> [Objective] Out of the lines below, please list those that hold the string "icon".

>> BEGIN

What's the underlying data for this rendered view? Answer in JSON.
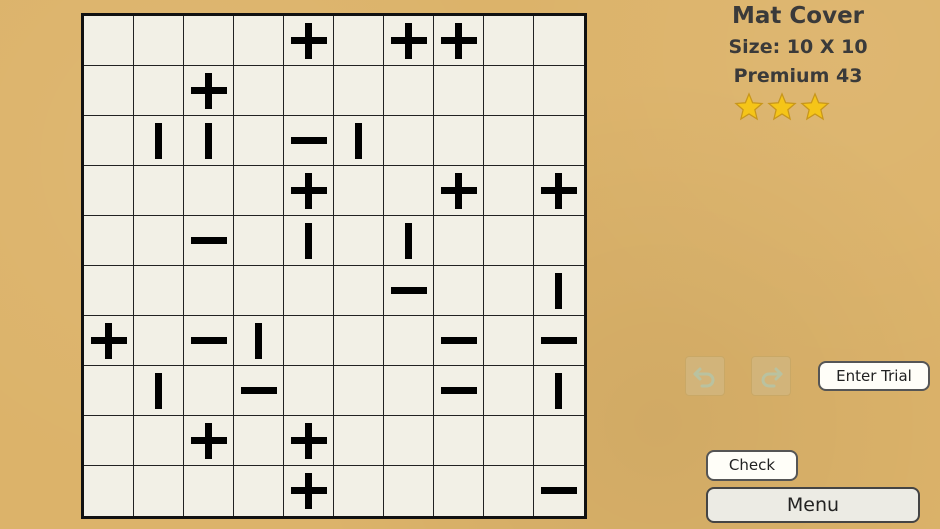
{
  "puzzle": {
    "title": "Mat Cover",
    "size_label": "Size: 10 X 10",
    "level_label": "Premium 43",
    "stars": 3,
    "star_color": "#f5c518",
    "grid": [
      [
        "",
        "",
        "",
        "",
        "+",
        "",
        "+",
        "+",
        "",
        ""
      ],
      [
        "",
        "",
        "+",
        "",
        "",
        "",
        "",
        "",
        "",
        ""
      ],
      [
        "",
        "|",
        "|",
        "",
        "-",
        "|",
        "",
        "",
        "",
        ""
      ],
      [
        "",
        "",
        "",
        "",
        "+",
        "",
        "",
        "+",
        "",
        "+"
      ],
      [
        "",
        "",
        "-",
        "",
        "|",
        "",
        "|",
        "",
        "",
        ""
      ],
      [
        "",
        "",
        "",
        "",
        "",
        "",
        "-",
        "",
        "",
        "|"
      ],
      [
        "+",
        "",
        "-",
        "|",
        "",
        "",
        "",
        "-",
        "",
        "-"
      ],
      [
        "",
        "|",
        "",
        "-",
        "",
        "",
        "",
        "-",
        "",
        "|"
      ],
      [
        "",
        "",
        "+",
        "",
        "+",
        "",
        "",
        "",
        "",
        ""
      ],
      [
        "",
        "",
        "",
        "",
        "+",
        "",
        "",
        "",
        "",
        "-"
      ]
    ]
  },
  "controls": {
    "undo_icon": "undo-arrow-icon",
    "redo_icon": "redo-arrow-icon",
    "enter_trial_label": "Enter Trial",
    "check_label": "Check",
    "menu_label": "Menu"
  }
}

>> END
>> BEGIN

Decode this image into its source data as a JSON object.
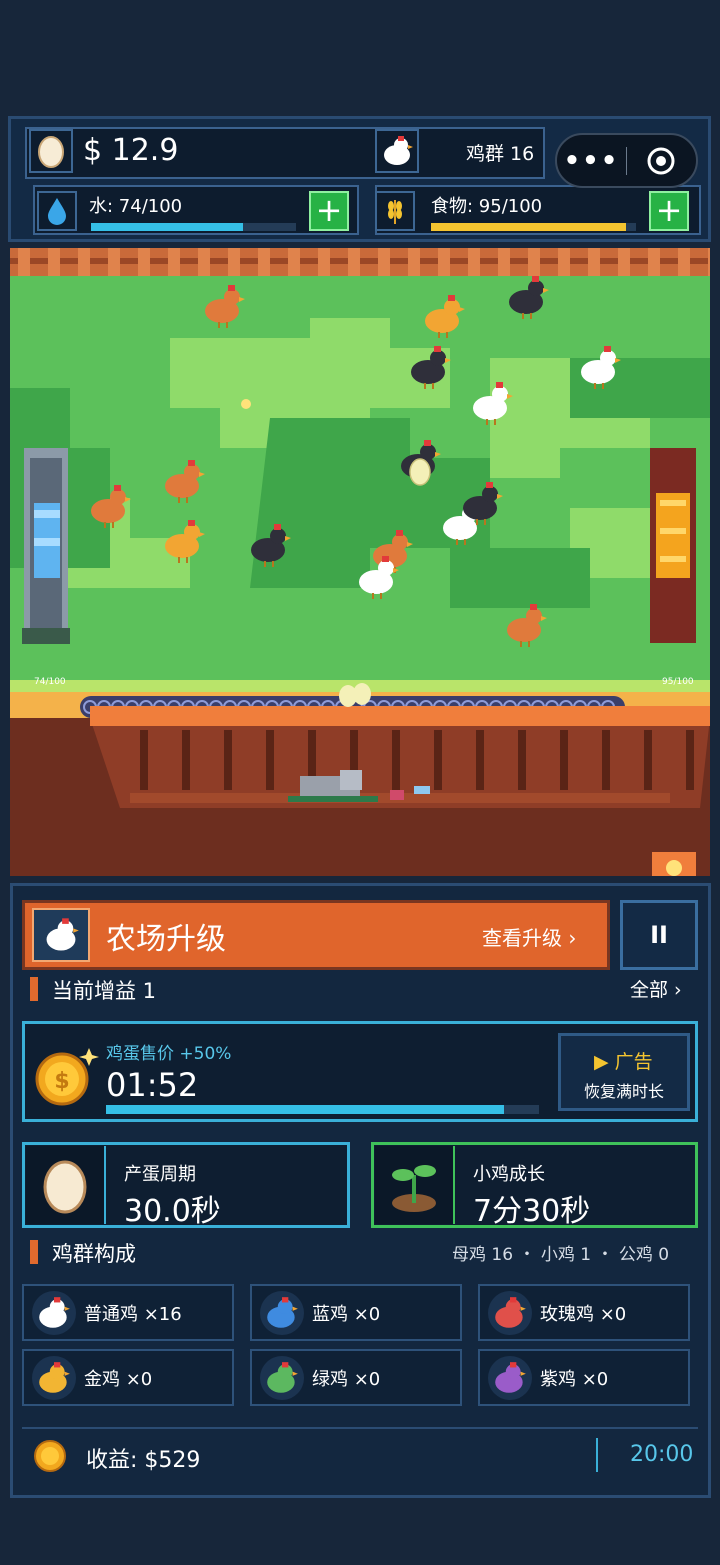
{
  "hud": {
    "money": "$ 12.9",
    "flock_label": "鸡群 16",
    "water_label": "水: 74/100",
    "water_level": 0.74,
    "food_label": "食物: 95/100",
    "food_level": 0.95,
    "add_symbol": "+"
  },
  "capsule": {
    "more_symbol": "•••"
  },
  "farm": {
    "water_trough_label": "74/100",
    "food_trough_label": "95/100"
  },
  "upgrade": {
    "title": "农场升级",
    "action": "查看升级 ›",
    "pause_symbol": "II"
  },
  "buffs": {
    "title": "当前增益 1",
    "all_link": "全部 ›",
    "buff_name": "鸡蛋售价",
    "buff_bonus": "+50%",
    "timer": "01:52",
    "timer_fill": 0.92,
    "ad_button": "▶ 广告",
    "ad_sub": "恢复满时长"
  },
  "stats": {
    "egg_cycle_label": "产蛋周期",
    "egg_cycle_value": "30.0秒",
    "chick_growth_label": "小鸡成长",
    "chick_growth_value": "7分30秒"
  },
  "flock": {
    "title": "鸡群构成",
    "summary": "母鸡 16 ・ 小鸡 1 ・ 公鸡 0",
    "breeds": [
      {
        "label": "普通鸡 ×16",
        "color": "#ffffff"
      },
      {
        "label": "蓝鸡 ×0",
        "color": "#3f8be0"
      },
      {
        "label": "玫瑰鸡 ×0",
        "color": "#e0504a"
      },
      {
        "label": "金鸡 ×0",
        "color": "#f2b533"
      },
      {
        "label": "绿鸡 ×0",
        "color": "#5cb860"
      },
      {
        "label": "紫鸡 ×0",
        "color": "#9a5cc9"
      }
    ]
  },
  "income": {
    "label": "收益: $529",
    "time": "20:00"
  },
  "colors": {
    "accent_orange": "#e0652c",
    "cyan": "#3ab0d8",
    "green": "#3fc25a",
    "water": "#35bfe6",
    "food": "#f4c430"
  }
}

>> END

> [Response for this exercise]
    "undo_icon": "undo-arrow-icon",
    "redo_icon": "redo-arrow-icon",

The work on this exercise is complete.